Instructions for the task> Render the lines of the items from the one containing "Give bounding boxes" through the one containing "recruitment-table <box>0 400 797 545</box>", both included, as a numbered list, skipping any blank lines. Leave the pictures out of your answer.

Records to use>
---
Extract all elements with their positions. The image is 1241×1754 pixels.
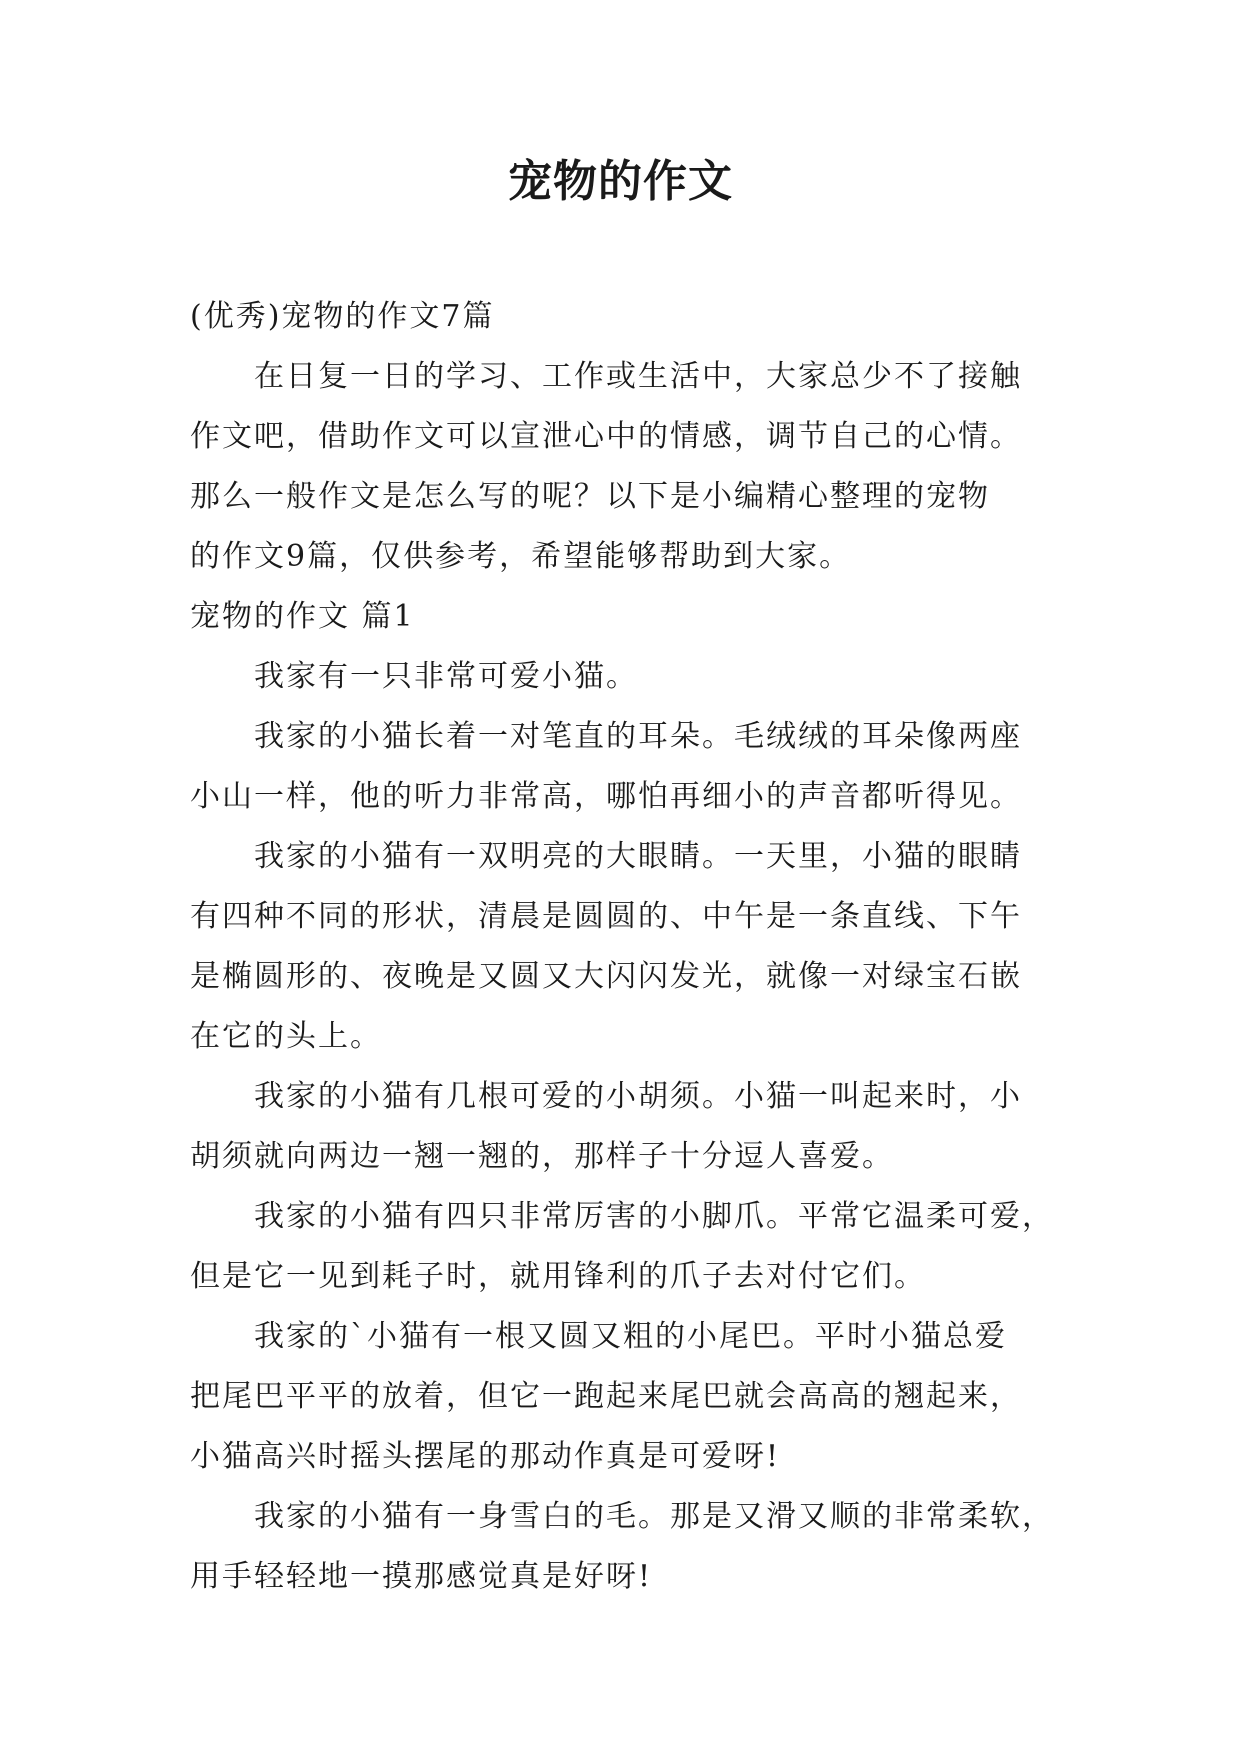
---
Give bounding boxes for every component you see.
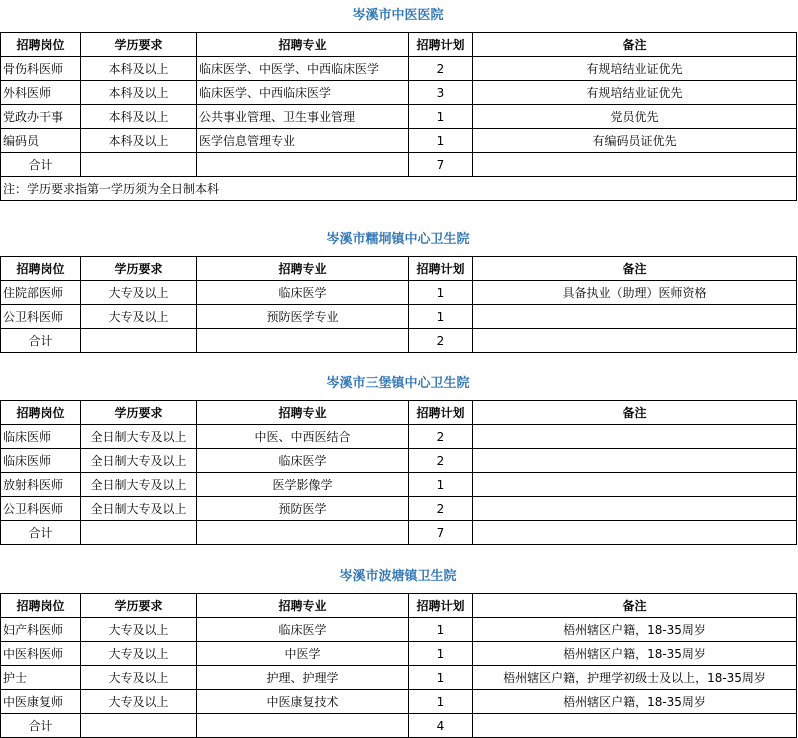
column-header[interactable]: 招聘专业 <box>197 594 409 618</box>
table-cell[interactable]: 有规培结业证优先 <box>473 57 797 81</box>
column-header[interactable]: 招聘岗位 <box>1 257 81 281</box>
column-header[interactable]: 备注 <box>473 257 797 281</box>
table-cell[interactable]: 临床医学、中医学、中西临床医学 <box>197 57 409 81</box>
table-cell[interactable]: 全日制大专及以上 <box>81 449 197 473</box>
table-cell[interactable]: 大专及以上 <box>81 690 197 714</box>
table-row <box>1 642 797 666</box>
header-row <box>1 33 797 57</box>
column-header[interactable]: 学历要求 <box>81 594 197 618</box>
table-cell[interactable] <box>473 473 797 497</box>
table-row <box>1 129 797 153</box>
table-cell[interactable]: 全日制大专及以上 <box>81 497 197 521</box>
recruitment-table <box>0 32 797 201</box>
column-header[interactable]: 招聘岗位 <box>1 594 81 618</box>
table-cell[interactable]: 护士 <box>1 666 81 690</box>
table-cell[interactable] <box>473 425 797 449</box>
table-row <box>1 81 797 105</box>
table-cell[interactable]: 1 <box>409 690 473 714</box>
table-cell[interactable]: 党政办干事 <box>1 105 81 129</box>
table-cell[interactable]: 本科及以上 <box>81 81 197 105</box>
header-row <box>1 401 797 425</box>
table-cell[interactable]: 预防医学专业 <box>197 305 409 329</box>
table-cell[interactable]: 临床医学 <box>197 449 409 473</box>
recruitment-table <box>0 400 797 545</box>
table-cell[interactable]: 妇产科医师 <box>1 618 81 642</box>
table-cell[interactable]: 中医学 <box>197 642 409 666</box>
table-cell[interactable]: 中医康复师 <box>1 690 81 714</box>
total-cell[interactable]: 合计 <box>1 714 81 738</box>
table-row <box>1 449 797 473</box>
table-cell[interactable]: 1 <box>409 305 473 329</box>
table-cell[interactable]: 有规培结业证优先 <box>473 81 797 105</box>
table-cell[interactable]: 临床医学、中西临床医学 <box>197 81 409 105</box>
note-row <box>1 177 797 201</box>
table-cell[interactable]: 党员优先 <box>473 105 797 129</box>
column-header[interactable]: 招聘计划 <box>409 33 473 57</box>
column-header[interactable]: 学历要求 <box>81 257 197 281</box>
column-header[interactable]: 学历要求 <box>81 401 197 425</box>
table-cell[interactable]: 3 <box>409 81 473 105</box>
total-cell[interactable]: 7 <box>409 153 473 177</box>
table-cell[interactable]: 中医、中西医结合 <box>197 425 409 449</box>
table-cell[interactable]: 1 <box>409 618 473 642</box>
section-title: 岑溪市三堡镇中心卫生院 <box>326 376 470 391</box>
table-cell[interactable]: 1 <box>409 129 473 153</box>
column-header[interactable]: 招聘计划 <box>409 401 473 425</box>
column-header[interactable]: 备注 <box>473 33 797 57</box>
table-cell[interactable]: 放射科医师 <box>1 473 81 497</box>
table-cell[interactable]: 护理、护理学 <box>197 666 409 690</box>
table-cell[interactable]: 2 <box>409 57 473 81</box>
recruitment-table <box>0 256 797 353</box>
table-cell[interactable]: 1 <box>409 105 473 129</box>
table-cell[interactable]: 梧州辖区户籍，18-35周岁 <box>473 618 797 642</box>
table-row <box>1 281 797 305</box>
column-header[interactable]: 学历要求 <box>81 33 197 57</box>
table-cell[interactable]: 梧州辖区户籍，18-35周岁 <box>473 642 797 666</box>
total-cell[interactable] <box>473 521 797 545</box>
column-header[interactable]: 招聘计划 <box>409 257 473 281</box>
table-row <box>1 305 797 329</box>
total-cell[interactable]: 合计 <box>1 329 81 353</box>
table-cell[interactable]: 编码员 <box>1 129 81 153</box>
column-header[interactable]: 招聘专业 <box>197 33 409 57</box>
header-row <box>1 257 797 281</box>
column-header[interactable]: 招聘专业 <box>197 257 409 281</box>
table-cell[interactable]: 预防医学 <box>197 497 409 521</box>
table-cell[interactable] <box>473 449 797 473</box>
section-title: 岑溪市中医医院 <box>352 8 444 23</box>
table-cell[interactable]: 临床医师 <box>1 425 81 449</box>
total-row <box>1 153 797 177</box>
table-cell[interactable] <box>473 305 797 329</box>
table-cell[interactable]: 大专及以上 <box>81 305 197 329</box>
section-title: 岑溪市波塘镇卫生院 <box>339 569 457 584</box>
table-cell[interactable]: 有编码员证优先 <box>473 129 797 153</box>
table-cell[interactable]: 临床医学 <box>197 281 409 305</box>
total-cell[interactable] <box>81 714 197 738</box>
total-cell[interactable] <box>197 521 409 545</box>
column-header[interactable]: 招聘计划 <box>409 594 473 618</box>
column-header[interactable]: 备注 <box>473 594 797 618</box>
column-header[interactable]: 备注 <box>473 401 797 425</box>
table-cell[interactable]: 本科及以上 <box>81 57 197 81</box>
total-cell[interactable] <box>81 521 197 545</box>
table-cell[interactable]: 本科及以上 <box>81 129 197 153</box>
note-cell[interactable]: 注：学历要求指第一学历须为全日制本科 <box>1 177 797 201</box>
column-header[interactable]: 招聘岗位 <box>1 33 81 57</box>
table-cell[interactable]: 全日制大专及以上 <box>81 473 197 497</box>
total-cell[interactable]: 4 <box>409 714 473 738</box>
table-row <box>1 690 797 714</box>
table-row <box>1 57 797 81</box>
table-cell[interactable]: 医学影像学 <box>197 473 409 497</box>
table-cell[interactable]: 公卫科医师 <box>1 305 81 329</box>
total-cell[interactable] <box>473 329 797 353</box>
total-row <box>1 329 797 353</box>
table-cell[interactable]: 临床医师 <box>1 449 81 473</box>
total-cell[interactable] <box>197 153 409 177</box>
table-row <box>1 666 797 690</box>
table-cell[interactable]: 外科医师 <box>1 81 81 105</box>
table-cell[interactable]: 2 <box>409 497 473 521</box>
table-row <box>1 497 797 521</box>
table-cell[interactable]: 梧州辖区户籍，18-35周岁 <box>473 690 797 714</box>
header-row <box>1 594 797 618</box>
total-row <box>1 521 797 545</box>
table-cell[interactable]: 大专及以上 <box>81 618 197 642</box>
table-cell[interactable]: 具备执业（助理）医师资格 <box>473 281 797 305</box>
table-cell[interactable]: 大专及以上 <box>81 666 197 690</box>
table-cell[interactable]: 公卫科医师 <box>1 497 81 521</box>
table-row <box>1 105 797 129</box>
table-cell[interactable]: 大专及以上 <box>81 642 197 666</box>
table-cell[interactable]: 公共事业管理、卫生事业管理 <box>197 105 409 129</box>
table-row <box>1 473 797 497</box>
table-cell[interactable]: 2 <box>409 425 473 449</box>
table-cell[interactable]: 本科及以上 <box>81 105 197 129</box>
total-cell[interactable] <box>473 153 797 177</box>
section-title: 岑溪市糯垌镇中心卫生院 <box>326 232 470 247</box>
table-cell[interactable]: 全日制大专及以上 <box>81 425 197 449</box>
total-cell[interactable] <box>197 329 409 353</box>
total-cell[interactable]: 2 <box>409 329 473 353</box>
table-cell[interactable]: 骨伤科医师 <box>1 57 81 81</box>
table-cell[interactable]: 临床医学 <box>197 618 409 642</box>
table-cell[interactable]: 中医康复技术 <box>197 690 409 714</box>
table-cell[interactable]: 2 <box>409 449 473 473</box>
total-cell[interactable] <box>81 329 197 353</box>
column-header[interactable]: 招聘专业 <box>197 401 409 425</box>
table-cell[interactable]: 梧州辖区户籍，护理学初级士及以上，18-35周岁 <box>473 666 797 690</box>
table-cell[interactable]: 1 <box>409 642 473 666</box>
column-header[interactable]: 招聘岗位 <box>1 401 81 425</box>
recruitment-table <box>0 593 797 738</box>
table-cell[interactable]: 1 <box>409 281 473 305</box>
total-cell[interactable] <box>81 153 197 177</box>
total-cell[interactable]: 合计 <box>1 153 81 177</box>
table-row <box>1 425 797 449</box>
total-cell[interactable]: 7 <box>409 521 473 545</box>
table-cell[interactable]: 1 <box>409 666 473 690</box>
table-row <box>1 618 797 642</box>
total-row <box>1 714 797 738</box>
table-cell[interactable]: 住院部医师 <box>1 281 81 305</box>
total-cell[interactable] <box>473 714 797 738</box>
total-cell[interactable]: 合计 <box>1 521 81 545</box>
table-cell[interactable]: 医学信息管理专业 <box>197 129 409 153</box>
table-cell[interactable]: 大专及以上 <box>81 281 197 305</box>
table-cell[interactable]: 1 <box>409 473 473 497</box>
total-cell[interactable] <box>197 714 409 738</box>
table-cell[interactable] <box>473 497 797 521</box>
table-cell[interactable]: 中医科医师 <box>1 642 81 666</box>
---
Exercise response>
1. Give bounding boxes for every component you see.
2. column-header[interactable]: 招聘专业 <box>197 594 409 618</box>
3. table-cell[interactable]: 有规培结业证优先 <box>473 57 797 81</box>
4. column-header[interactable]: 招聘岗位 <box>1 257 81 281</box>
5. column-header[interactable]: 备注 <box>473 257 797 281</box>
6. table-cell[interactable]: 临床医学、中医学、中西临床医学 <box>197 57 409 81</box>
7. table-cell[interactable]: 全日制大专及以上 <box>81 449 197 473</box>
8. table-cell[interactable]: 大专及以上 <box>81 690 197 714</box>
9. table-row <box>1 642 797 666</box>
10. header-row <box>1 33 797 57</box>
11. column-header[interactable]: 学历要求 <box>81 594 197 618</box>
12. table-cell[interactable] <box>473 473 797 497</box>
13. table-row <box>1 129 797 153</box>
14. table-cell[interactable]: 全日制大专及以上 <box>81 497 197 521</box>
15. recruitment-table <box>0 32 797 201</box>
16. column-header[interactable]: 招聘岗位 <box>1 594 81 618</box>
17. table-cell[interactable]: 护士 <box>1 666 81 690</box>
18. table-cell[interactable] <box>473 425 797 449</box>
19. table-row <box>1 81 797 105</box>
20. table-cell[interactable]: 1 <box>409 690 473 714</box>
21. table-cell[interactable]: 党政办干事 <box>1 105 81 129</box>
22. table-cell[interactable]: 本科及以上 <box>81 81 197 105</box>
23. header-row <box>1 401 797 425</box>
24. table-cell[interactable]: 预防医学专业 <box>197 305 409 329</box>
25. table-cell[interactable]: 临床医学 <box>197 449 409 473</box>
26. recruitment-table <box>0 400 797 545</box>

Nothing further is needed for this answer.